● **Set exercise**:
Work out how many lines in the listing below include the word "this"; answer with the number alone.
[BEGIN Records]
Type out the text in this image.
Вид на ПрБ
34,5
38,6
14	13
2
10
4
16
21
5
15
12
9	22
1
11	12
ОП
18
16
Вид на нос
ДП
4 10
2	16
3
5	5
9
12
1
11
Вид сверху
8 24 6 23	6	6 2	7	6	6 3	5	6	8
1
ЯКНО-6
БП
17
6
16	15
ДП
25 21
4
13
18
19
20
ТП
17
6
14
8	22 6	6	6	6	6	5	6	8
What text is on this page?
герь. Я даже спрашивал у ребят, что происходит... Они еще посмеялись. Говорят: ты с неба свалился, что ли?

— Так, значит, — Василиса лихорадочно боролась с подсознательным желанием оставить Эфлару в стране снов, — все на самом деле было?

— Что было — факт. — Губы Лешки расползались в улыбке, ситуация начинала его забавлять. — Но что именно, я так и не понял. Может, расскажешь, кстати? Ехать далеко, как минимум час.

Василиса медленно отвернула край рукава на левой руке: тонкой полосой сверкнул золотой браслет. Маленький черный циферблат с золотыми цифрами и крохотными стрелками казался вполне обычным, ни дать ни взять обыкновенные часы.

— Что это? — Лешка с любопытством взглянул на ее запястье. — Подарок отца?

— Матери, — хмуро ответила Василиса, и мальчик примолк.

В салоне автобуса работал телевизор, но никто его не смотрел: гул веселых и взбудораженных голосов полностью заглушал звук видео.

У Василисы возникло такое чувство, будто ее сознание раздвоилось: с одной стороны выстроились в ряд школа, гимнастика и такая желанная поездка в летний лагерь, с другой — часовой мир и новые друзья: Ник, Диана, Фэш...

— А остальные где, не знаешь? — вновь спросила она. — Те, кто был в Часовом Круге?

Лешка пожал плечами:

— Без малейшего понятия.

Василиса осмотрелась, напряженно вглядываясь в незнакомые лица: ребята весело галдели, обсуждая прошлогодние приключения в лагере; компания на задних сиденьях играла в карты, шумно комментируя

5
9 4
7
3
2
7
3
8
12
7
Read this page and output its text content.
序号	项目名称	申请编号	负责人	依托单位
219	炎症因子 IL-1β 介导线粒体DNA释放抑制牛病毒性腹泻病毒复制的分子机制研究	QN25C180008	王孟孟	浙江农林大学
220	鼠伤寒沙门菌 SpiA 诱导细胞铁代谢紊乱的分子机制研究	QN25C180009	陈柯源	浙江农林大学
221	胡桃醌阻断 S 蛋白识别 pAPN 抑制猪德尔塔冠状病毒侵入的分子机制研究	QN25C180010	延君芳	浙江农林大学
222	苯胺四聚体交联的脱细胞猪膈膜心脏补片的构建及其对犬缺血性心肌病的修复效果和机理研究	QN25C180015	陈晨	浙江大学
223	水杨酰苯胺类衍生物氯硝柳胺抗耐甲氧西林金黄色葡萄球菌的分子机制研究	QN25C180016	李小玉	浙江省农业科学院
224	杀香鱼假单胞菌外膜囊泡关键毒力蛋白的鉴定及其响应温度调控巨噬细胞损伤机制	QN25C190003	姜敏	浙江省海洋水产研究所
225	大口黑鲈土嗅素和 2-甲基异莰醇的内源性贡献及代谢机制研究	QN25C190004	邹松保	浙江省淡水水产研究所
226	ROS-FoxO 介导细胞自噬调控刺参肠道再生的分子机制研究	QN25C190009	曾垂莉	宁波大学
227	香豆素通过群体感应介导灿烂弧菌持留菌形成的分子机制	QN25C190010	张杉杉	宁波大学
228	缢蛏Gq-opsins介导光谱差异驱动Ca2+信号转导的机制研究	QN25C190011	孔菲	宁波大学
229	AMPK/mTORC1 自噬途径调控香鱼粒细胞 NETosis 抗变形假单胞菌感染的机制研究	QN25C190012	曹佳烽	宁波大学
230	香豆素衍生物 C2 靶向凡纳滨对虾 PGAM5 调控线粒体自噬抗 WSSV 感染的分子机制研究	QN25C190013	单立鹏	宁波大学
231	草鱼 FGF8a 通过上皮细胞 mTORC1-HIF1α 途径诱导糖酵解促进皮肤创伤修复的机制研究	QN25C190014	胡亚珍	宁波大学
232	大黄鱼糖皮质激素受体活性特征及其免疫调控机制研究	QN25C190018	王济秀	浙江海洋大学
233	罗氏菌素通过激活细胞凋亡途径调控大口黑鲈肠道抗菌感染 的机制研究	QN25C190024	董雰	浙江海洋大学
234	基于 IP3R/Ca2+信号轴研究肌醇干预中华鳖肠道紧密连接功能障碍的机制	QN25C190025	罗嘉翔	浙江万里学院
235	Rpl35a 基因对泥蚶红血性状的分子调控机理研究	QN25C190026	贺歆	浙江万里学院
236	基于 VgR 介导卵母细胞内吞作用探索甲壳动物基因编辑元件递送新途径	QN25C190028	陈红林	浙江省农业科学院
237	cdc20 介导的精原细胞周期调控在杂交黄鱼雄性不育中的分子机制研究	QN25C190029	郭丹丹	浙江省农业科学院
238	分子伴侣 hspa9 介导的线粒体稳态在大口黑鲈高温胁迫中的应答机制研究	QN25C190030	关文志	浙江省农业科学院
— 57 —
[END Records]
● **Answer below**:
3